┌──
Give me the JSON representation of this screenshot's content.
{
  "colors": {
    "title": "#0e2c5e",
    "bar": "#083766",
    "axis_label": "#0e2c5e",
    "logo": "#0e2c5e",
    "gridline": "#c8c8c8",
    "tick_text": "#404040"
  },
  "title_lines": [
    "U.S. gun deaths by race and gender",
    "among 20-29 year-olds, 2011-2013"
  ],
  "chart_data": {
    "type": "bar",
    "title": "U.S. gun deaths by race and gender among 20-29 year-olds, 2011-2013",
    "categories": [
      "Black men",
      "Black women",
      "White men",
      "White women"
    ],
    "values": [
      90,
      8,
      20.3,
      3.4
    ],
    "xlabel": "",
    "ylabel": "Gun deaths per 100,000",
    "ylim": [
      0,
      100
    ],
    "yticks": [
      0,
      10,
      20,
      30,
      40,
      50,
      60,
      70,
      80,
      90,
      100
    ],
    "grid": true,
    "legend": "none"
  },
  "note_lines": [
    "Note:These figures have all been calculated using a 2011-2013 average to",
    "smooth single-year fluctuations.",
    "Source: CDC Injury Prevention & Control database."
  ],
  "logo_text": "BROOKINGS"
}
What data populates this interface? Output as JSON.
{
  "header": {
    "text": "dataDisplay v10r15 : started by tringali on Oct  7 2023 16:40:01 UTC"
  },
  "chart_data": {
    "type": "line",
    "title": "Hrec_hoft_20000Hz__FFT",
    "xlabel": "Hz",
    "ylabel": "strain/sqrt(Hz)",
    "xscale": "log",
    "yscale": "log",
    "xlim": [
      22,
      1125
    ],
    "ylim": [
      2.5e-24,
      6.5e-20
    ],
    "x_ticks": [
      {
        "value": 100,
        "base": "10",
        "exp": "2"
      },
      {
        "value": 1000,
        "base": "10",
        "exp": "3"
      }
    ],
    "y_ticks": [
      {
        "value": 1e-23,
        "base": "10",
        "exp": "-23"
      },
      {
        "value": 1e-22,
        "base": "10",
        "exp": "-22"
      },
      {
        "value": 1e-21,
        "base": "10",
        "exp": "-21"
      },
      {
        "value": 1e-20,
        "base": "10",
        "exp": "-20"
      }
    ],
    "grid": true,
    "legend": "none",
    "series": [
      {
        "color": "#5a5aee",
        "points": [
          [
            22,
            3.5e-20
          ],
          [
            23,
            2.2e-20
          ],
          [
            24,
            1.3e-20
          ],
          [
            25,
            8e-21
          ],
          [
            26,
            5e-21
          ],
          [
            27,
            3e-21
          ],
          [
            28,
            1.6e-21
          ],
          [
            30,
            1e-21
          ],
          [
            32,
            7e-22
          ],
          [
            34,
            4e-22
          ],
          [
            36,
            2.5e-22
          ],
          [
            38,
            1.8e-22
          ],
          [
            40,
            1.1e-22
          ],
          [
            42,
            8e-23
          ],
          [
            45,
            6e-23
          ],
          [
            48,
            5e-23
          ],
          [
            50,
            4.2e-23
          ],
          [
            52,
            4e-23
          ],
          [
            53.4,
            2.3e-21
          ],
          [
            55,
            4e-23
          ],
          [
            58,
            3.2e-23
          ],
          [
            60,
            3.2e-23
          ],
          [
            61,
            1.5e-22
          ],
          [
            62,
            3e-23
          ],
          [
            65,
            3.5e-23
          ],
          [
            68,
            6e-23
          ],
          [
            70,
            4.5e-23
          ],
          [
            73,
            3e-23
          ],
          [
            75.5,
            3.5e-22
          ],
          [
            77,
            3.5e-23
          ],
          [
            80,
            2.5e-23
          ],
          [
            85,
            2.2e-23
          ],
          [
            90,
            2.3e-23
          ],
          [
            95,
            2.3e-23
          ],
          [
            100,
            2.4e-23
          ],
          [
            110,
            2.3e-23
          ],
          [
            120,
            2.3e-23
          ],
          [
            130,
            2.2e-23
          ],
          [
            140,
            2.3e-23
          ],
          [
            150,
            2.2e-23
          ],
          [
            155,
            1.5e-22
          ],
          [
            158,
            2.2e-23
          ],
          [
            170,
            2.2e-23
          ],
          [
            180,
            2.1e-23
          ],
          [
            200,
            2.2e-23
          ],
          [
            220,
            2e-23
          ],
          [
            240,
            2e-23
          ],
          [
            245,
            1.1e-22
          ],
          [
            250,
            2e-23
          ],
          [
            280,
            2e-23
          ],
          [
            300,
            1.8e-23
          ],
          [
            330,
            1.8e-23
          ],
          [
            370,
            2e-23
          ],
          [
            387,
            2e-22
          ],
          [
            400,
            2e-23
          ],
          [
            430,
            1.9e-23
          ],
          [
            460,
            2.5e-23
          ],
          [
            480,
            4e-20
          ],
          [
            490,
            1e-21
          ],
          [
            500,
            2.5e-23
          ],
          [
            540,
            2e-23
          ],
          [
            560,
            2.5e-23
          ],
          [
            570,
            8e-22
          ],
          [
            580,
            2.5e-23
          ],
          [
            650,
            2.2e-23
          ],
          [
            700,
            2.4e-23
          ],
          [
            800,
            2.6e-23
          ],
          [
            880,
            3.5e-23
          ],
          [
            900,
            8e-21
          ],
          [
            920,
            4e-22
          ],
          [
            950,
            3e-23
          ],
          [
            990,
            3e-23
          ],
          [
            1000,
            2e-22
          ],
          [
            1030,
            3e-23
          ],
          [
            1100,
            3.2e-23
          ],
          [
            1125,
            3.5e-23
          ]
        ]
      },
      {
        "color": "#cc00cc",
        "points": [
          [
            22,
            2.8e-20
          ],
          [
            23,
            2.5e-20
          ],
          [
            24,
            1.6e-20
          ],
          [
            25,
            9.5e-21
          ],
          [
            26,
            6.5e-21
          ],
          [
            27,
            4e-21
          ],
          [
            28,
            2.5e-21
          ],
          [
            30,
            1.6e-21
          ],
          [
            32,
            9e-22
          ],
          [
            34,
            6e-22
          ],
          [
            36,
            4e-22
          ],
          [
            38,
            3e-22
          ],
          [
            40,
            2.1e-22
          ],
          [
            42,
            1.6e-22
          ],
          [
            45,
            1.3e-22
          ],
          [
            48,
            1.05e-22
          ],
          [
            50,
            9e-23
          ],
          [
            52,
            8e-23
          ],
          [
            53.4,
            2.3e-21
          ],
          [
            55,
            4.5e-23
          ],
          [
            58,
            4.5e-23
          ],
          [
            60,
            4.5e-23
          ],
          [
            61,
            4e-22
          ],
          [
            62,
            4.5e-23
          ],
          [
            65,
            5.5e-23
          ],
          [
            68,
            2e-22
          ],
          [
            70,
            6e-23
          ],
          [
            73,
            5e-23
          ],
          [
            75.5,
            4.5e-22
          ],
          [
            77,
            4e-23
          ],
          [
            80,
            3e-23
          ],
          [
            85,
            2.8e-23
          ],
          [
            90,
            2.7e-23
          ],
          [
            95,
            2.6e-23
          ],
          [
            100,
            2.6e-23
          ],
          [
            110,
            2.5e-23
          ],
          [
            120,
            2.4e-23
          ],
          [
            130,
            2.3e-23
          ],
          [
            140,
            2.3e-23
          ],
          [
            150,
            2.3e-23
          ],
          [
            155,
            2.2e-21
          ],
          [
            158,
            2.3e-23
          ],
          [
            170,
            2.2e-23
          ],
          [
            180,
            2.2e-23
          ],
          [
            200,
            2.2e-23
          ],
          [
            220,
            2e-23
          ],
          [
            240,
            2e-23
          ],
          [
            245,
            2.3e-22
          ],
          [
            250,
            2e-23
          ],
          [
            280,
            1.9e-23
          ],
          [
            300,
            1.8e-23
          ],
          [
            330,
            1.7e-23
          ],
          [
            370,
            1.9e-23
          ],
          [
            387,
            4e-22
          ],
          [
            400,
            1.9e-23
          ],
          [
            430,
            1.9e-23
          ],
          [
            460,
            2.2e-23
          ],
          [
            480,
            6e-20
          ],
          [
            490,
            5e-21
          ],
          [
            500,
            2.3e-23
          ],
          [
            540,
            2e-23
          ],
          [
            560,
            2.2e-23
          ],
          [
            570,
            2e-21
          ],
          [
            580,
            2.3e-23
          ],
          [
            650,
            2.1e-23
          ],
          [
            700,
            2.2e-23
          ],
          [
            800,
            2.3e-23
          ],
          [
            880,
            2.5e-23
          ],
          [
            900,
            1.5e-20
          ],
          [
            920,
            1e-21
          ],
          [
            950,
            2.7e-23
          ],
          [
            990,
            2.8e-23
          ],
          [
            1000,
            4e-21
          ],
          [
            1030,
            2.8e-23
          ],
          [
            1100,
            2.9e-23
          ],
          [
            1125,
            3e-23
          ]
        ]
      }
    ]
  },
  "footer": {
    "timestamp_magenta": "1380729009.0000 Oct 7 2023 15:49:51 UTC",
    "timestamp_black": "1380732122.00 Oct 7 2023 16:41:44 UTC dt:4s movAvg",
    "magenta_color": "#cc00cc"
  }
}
└──
Find the lines above that contain the word "gender" and collect them.

    "U.S. gun deaths by race and gender",
    "title": "U.S. gun deaths by race and gender among 20-29 year-olds, 2011-2013",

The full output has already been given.